** Stated problem **
Search the records for "outline". Copy every line where it appears.

** Extracted data entries **
▼

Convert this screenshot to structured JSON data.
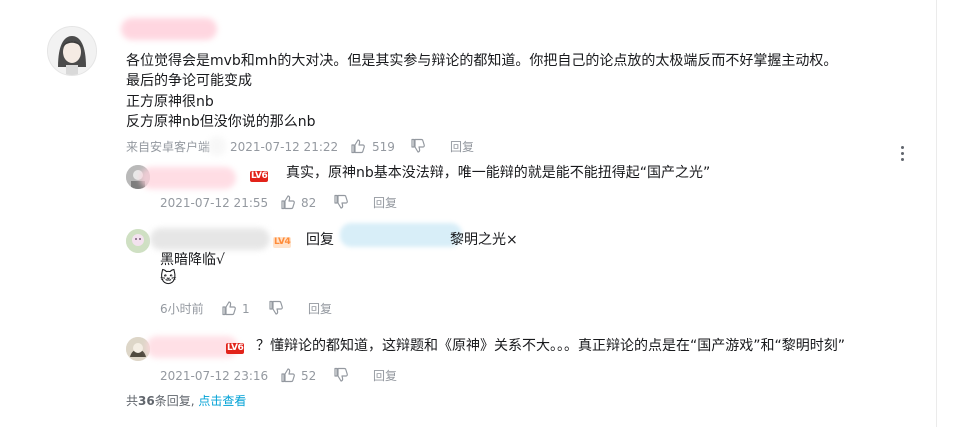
{
  "main_comment": {
    "text_lines": [
      "各位觉得会是mvb和mh的大对决。但是其实参与辩论的都知道。你把自己的论点放的太极端反而不好掌握主动权。",
      "最后的争论可能变成",
      "正方原神很nb",
      "反方原神nb但没你说的那么nb"
    ],
    "source": "来自安卓客户端",
    "timestamp": "2021-07-12 21:22",
    "likes": "519",
    "reply_label": "回复"
  },
  "replies": [
    {
      "level": "LV6",
      "text": "真实，原神nb基本没法辩，唯一能辩的就是能不能扭得起“国产之光”",
      "timestamp": "2021-07-12 21:55",
      "likes": "82",
      "reply_label": "回复"
    },
    {
      "level": "LV4",
      "reply_prefix": "回复",
      "mention_suffix": "黎明之光×",
      "line2": "黑暗降临√",
      "emoji": "🐱",
      "timestamp": "6小时前",
      "likes": "1",
      "reply_label": "回复"
    },
    {
      "level": "LV6",
      "text": "？懂辩论的都知道，这辩题和《原神》关系不大。。。真正辩论的点是在“国产游戏”和“黎明时刻”",
      "timestamp": "2021-07-12 23:16",
      "likes": "52",
      "reply_label": "回复"
    }
  ],
  "footer": {
    "prefix": "共",
    "count": "36",
    "suffix": "条回复,",
    "view_link": "点击查看"
  },
  "colors": {
    "link": "#00a1d6",
    "level_red": "#e2231a",
    "level_orange": "#ffe3cc",
    "meta_gray": "#9499a0"
  },
  "icons": [
    "thumbs-up-icon",
    "thumbs-down-icon",
    "more-vertical-icon",
    "avatar"
  ]
}
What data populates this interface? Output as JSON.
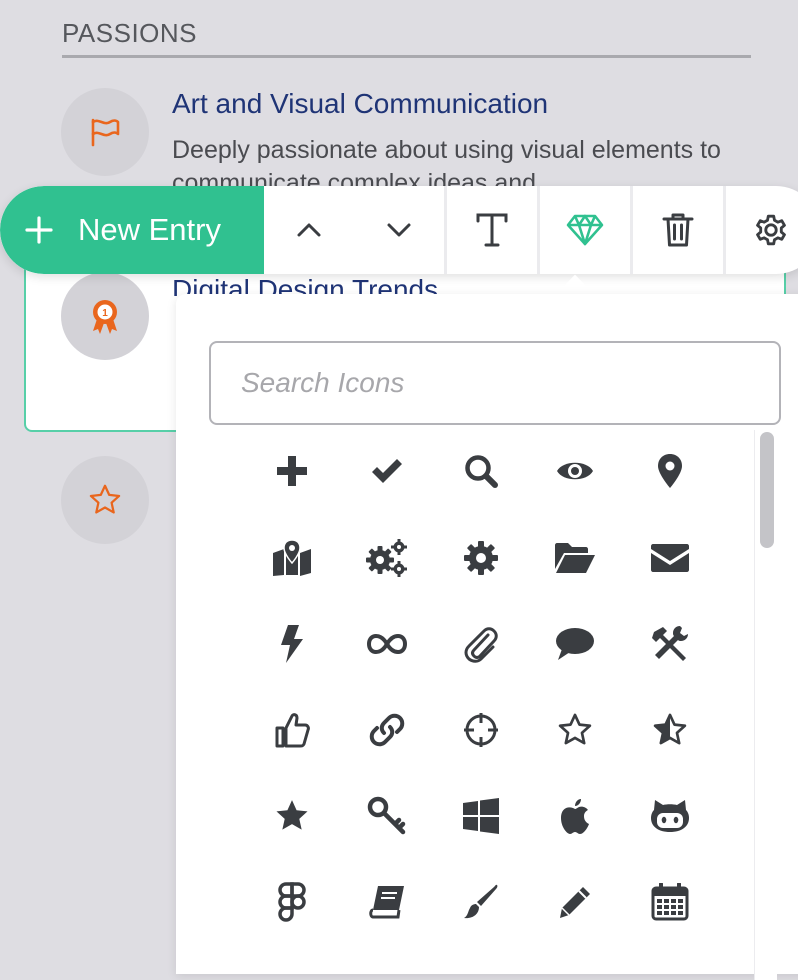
{
  "section": {
    "title": "PASSIONS"
  },
  "entries": [
    {
      "title": "Art and Visual Communication",
      "description": "Deeply passionate about using visual elements to communicate complex ideas and",
      "icon": "flag-icon"
    },
    {
      "title": "Digital Design Trends",
      "icon": "award-icon"
    },
    {
      "icon": "star-outline-icon"
    }
  ],
  "toolbar": {
    "new_entry_label": "New Entry",
    "buttons": [
      "move-up",
      "move-down",
      "text-format",
      "icon-picker",
      "delete",
      "settings"
    ]
  },
  "icon_picker": {
    "search_placeholder": "Search Icons",
    "icons": [
      "plus-icon",
      "check-icon",
      "search-icon",
      "eye-icon",
      "map-marker-icon",
      "map-location-icon",
      "cogs-icon",
      "cog-icon",
      "folder-open-icon",
      "envelope-icon",
      "bolt-icon",
      "infinity-icon",
      "paperclip-icon",
      "comment-icon",
      "tools-icon",
      "thumbs-up-icon",
      "link-icon",
      "crosshairs-icon",
      "star-outline-icon",
      "star-half-icon",
      "star-icon",
      "key-icon",
      "windows-icon",
      "apple-icon",
      "github-icon",
      "figma-icon",
      "book-icon",
      "paint-brush-icon",
      "pencil-icon",
      "calendar-icon"
    ]
  },
  "colors": {
    "accent_green": "#30c190",
    "icon_orange": "#e9661d",
    "title_navy": "#1f3476",
    "icon_dark": "#3a3d41"
  }
}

▲

** Task result **
      "icon": "star-outline-icon"
      "star-outline-icon",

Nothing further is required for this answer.